Given data —
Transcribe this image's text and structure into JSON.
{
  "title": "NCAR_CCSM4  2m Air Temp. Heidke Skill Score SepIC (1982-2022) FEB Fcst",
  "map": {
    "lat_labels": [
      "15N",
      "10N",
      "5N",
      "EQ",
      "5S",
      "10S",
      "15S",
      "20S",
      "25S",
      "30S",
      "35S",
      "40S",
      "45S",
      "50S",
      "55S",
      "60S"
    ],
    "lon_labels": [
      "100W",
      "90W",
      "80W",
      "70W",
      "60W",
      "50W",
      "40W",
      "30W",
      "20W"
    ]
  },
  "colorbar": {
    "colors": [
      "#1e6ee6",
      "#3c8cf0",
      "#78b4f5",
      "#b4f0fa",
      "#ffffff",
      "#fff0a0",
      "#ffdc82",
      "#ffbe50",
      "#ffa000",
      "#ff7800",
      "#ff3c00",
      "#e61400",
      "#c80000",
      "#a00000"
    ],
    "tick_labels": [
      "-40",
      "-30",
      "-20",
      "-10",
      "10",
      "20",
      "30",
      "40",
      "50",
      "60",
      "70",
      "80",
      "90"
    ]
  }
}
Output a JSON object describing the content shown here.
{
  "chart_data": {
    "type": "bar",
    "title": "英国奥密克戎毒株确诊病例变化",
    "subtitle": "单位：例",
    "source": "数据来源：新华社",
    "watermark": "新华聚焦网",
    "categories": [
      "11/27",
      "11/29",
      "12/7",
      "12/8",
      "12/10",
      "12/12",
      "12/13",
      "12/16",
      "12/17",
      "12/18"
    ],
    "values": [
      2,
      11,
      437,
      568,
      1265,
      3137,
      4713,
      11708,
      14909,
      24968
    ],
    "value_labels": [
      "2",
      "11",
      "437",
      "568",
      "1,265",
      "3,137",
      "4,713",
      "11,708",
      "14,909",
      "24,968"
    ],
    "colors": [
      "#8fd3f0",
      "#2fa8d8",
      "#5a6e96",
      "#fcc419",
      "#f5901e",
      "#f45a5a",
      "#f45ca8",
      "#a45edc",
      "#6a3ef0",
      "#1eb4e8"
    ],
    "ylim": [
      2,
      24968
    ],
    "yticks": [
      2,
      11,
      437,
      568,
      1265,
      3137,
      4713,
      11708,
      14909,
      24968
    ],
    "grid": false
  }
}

Task description — Here, the records must be output exactly and in full.

Written solution —
Transcribe this image's text and structure into JSON.
{
  "title": "NCAR_CCSM4  2m Air Temp. Heidke Skill Score SepIC (1982-2022) FEB Fcst",
  "map": {
    "lat_labels": [
      "15N",
      "10N",
      "5N",
      "EQ",
      "5S",
      "10S",
      "15S",
      "20S",
      "25S",
      "30S",
      "35S",
      "40S",
      "45S",
      "50S",
      "55S",
      "60S"
    ],
    "lon_labels": [
      "100W",
      "90W",
      "80W",
      "70W",
      "60W",
      "50W",
      "40W",
      "30W",
      "20W"
    ]
  },
  "colorbar": {
    "colors": [
      "#1e6ee6",
      "#3c8cf0",
      "#78b4f5",
      "#b4f0fa",
      "#ffffff",
      "#fff0a0",
      "#ffdc82",
      "#ffbe50",
      "#ffa000",
      "#ff7800",
      "#ff3c00",
      "#e61400",
      "#c80000",
      "#a00000"
    ],
    "tick_labels": [
      "-40",
      "-30",
      "-20",
      "-10",
      "10",
      "20",
      "30",
      "40",
      "50",
      "60",
      "70",
      "80",
      "90"
    ]
  }
}
Output a JSON object describing the content shown here.
{
  "chart_data": {
    "type": "bar",
    "title": "英国奥密克戎毒株确诊病例变化",
    "subtitle": "单位：例",
    "source": "数据来源：新华社",
    "watermark": "新华聚焦网",
    "categories": [
      "11/27",
      "11/29",
      "12/7",
      "12/8",
      "12/10",
      "12/12",
      "12/13",
      "12/16",
      "12/17",
      "12/18"
    ],
    "values": [
      2,
      11,
      437,
      568,
      1265,
      3137,
      4713,
      11708,
      14909,
      24968
    ],
    "value_labels": [
      "2",
      "11",
      "437",
      "568",
      "1,265",
      "3,137",
      "4,713",
      "11,708",
      "14,909",
      "24,968"
    ],
    "colors": [
      "#8fd3f0",
      "#2fa8d8",
      "#5a6e96",
      "#fcc419",
      "#f5901e",
      "#f45a5a",
      "#f45ca8",
      "#a45edc",
      "#6a3ef0",
      "#1eb4e8"
    ],
    "ylim": [
      2,
      24968
    ],
    "yticks": [
      2,
      11,
      437,
      568,
      1265,
      3137,
      4713,
      11708,
      14909,
      24968
    ],
    "grid": false
  }
}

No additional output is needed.